Document:
□ □ □ □

THE NIMBA COUNTY Senator explained that an impeachment proceeding, according to the constitution, starts from the lower house. “The lower house has the responsibility to prepare the bill of impeachment. The bill of impeachment will carry the charges. When you have done that, the second step is for the legislature, that means the Senate and the lower house to come out with the rules of proceeding.”

WE AGREE WITH Senator Johnson that the process so far has been entangled in constitutional violations which could pose serious repercussions for the future dispensation of justice in Liberia.

CHIEF JUSTICE FRANCIS KORKPOR and those drumming up charges against Associate Justice J’aneh must be mindful about the intricacies compounding this controversy.

AS SENATOR JOHNSON ASSERTS: “The rules of proceedings should be drawn out by both houses to guide the impeachment process; then when it is drawn out, the lower house will now instruct or subpoena the accuse to appear before it for hearing and due process.”

IN THE CASE OF Justice J’aneh, he was not given due process and impeached.

□ □ □ □

Visual layout listing
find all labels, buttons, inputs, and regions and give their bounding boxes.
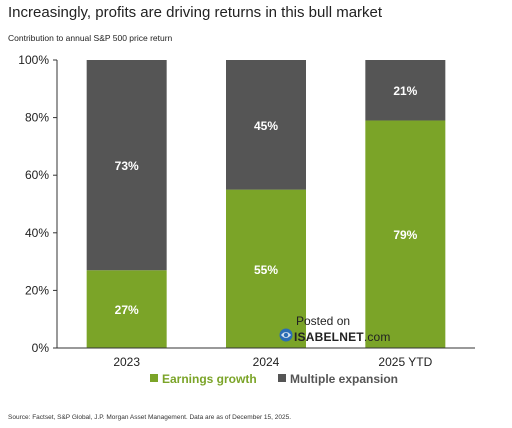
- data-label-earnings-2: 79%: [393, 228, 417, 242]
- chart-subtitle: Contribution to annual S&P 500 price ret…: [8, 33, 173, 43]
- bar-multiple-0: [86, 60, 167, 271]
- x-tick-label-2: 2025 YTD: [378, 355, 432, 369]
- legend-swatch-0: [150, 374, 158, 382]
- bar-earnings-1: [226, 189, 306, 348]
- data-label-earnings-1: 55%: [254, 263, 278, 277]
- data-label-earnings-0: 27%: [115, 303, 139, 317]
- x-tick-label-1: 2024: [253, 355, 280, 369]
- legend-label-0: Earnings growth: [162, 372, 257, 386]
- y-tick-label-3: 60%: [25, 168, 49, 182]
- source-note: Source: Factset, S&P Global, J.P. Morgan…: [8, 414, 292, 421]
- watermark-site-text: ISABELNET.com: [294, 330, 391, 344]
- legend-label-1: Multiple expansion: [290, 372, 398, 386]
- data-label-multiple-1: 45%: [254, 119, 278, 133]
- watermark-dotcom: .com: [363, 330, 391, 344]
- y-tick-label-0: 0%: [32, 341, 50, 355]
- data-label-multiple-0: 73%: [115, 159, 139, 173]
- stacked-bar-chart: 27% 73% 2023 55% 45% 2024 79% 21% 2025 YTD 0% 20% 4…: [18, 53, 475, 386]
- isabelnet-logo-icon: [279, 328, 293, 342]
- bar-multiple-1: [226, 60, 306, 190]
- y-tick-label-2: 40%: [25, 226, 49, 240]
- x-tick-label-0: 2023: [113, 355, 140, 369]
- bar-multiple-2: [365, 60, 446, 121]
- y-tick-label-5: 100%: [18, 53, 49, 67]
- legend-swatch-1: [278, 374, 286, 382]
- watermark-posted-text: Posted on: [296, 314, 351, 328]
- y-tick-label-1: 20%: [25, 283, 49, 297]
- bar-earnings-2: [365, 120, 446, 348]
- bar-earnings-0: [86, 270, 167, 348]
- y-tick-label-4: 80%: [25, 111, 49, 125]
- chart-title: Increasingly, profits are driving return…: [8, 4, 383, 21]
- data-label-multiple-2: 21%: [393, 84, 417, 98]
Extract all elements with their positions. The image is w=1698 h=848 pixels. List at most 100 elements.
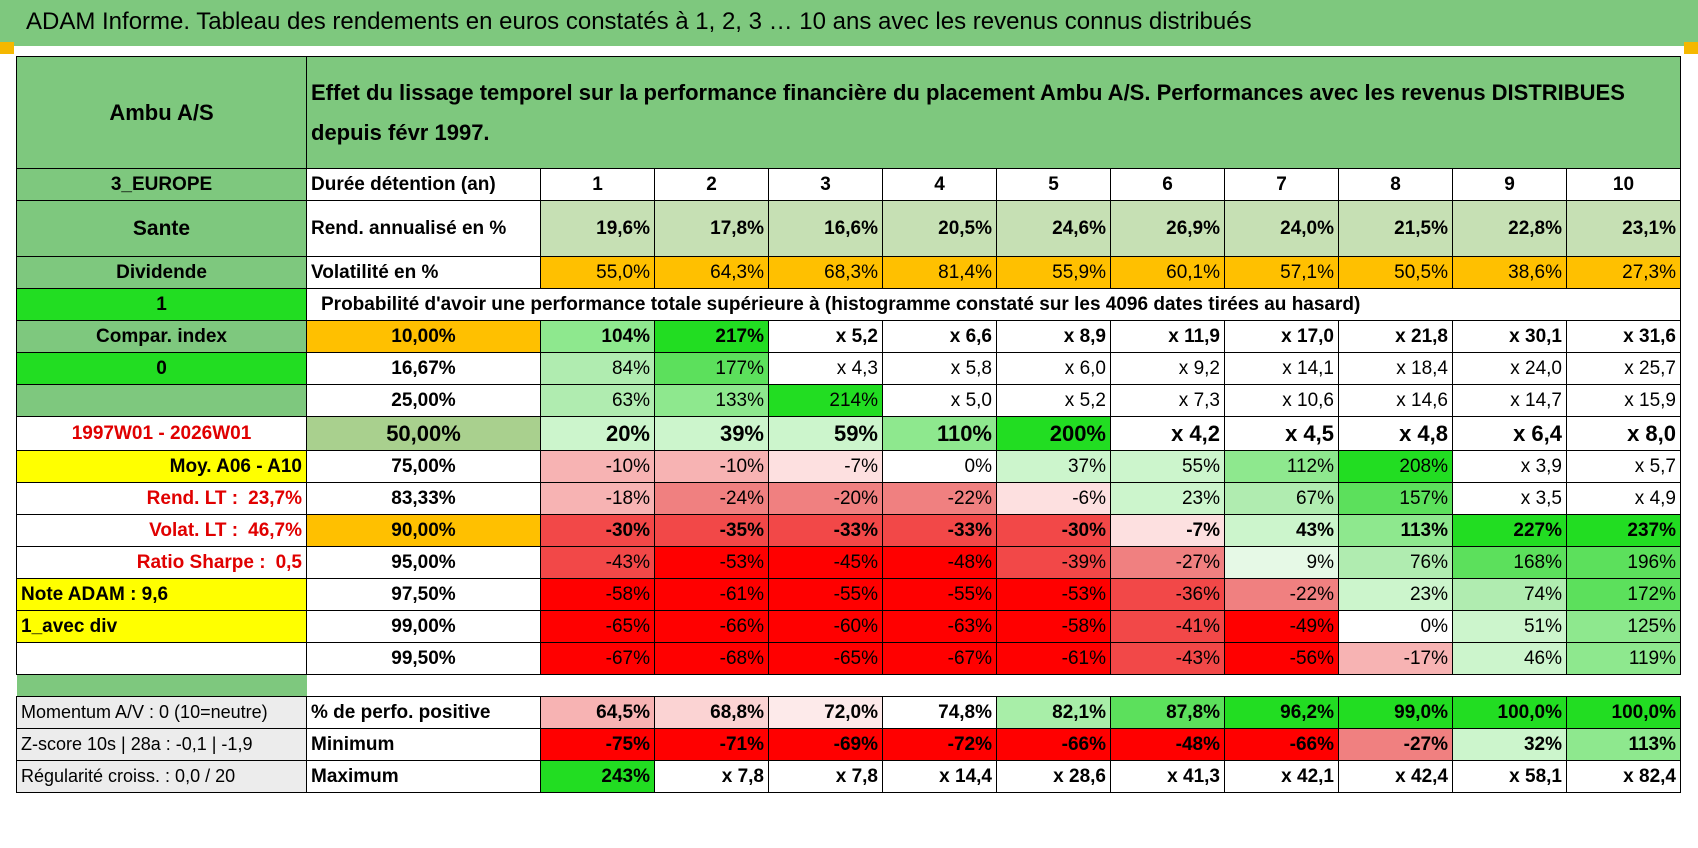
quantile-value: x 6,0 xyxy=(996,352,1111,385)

□ □ □ □

What to do:
**A.** In the impeachment passage, which house is responsible for preparing the bill of impeachment?
**B.** From the listing, copy everything from the line containing "- data-label-earnings-2: 79%: [393, 228, 417, 242]" down to the line containing "- bar-earnings-1: [226, 189, 306, 348]", keeping each line unchanged.
The impeachment passage and the listing are unrelated to each other.

Responses for each task:
**A.** The lower house.

**B.**
- data-label-earnings-2: 79%: [393, 228, 417, 242]
- chart-subtitle: Contribution to annual S&P 500 price ret…: [8, 33, 173, 43]
- bar-multiple-0: [86, 60, 167, 271]
- x-tick-label-2: 2025 YTD: [378, 355, 432, 369]
- legend-swatch-0: [150, 374, 158, 382]
- bar-earnings-1: [226, 189, 306, 348]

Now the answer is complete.